AIM OF THE EXERCISE. Transcribe the whole listing below without changing a word, but leave out every image.

----

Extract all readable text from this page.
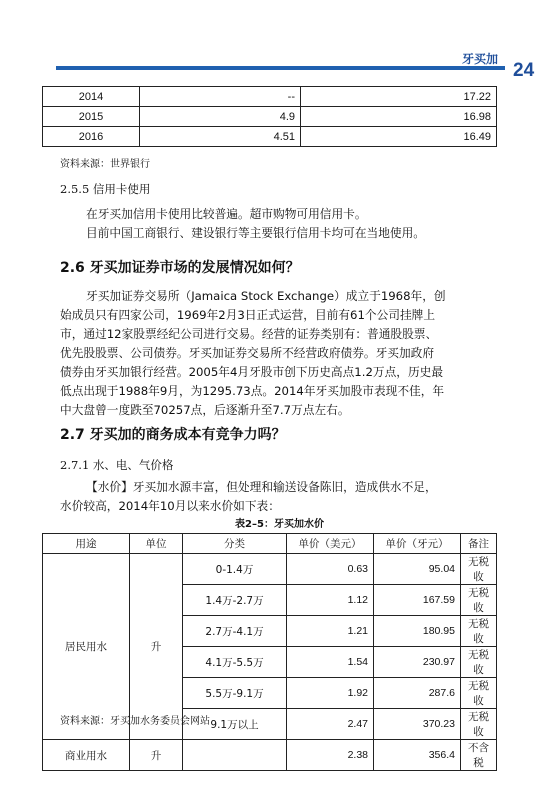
牙买加
24
2014	--	17.22
2015	4.9	16.98
2016	4.51	16.49
资料来源：世界银行
2.5.5 信用卡使用
在牙买加信用卡使用比较普遍。超市购物可用信用卡。
目前中国工商银行、建设银行等主要银行信用卡均可在当地使用。
2.6 牙买加证券市场的发展情况如何？
牙买加证券交易所（Jamaica Stock Exchange）成立于1968年，创
始成员只有四家公司，1969年2月3日正式运营，目前有61个公司挂牌上
市，通过12家股票经纪公司进行交易。经营的证券类别有：普通股股票、
优先股股票、公司债券。牙买加证券交易所不经营政府债券。牙买加政府
债券由牙买加银行经营。2005年4月牙股市创下历史高点1.2万点，历史最
低点出现于1988年9月，为1295.73点。2014年牙买加股市表现不佳，年
中大盘曾一度跌至70257点，后逐渐升至7.7万点左右。
2.7 牙买加的商务成本有竞争力吗？
2.7.1 水、电、气价格
【水价】牙买加水源丰富，但处理和输送设备陈旧，造成供水不足，
水价较高，2014年10月以来水价如下表：
表2–5：牙买加水价
用途	单位	分类	单价（美元）	单价（牙元）	备注
居民用水	升	0-1.4万	0.63	95.04	无税收
		1.4万-2.7万	1.12	167.59	无税收
		2.7万-4.1万	1.21	180.95	无税收
		4.1万-5.5万	1.54	230.97	无税收
		5.5万-9.1万	1.92	287.6	无税收
		9.1万以上	2.47	370.23	无税收
商业用水	升		2.38	356.4	不含税
资料来源：牙买加水务委员会网站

----

THE RESPONSE.
Extract all readable text from this page.
牙买加
24
2014	--	17.22
2015	4.9	16.98
2016	4.51	16.49
资料来源：世界银行
2.5.5 信用卡使用
在牙买加信用卡使用比较普遍。超市购物可用信用卡。
目前中国工商银行、建设银行等主要银行信用卡均可在当地使用。
2.6 牙买加证券市场的发展情况如何？
牙买加证券交易所（Jamaica Stock Exchange）成立于1968年，创
始成员只有四家公司，1969年2月3日正式运营，目前有61个公司挂牌上
市，通过12家股票经纪公司进行交易。经营的证券类别有：普通股股票、
优先股股票、公司债券。牙买加证券交易所不经营政府债券。牙买加政府
债券由牙买加银行经营。2005年4月牙股市创下历史高点1.2万点，历史最
低点出现于1988年9月，为1295.73点。2014年牙买加股市表现不佳，年
中大盘曾一度跌至70257点，后逐渐升至7.7万点左右。
2.7 牙买加的商务成本有竞争力吗？
2.7.1 水、电、气价格
【水价】牙买加水源丰富，但处理和输送设备陈旧，造成供水不足，
水价较高，2014年10月以来水价如下表：
表2–5：牙买加水价
用途	单位	分类	单价（美元）	单价（牙元）	备注
居民用水	升	0-1.4万	0.63	95.04	无税收
		1.4万-2.7万	1.12	167.59	无税收
		2.7万-4.1万	1.21	180.95	无税收
		4.1万-5.5万	1.54	230.97	无税收
		5.5万-9.1万	1.92	287.6	无税收
		9.1万以上	2.47	370.23	无税收
商业用水	升		2.38	356.4	不含税
资料来源：牙买加水务委员会网站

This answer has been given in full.